> [WHAT TO PRODUCE]
Below are the records; pull every line that includes "content".

=== GIVEN RECORDS ===

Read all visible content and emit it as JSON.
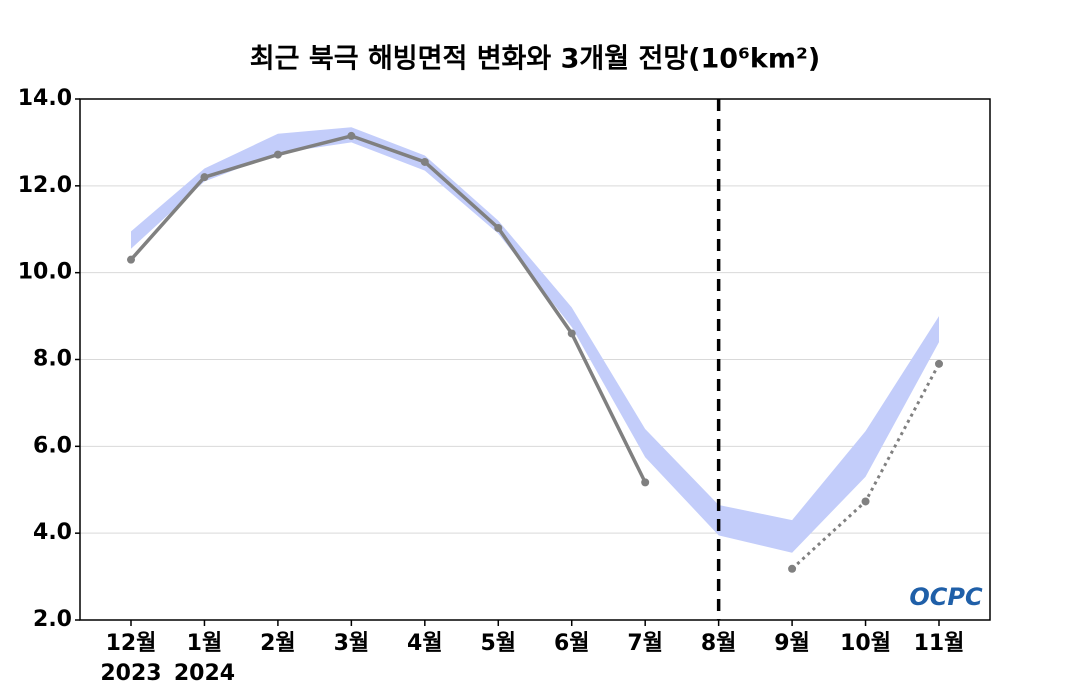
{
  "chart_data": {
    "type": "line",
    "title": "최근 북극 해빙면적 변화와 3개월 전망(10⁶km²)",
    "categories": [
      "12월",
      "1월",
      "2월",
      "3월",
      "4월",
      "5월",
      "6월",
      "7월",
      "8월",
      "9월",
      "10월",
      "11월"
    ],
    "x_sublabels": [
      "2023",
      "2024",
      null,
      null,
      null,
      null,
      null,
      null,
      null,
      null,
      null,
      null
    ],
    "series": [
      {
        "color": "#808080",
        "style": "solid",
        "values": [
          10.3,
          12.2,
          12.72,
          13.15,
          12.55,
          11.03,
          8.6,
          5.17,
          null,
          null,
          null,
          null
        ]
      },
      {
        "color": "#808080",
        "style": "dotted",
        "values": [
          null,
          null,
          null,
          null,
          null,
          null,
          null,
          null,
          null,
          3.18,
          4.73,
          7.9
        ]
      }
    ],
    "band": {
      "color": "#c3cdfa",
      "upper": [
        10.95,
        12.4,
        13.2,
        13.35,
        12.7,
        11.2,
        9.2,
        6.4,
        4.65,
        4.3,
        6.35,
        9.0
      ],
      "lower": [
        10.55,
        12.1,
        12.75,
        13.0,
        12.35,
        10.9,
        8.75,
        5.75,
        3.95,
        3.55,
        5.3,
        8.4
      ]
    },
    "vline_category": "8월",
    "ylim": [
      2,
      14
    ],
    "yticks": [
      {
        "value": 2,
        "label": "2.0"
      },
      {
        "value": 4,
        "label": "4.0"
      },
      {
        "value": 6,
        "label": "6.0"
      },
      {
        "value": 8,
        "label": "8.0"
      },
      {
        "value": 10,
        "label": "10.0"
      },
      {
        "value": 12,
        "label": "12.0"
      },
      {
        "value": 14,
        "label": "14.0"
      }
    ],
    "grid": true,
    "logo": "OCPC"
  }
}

===
=== GIVEN RECORDS ===

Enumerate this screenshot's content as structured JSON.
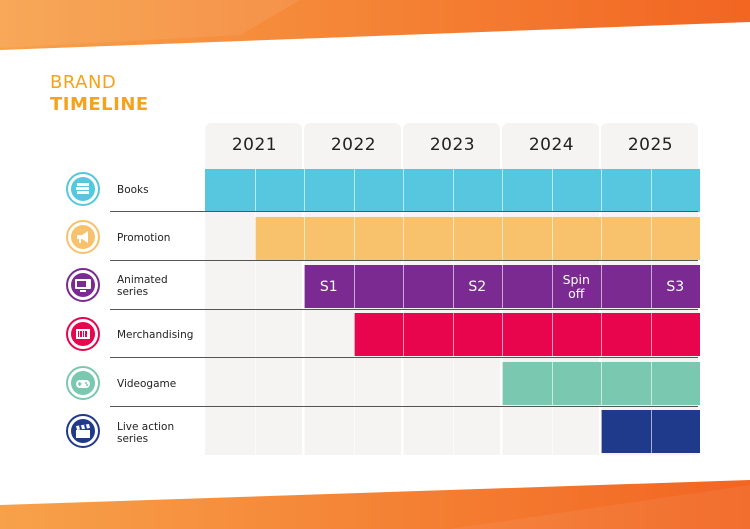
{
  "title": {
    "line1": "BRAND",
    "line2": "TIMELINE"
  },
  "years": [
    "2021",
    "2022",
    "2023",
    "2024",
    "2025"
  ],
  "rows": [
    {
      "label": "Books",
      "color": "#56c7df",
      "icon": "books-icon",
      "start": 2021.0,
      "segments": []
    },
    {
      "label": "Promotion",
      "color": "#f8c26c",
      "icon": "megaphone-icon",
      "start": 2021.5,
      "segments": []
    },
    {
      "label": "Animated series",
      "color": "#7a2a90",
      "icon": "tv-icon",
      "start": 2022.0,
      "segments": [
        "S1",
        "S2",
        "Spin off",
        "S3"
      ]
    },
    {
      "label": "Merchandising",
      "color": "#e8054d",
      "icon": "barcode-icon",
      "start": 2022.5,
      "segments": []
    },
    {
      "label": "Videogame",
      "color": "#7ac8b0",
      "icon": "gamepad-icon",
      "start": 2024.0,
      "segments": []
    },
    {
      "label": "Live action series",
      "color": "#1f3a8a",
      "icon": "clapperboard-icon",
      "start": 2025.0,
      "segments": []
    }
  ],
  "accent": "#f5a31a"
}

===

> [SOLUTION TO THE PROBLEM]
Read all visible content and emit it as JSON.
Enumerate this screenshot's content as structured JSON.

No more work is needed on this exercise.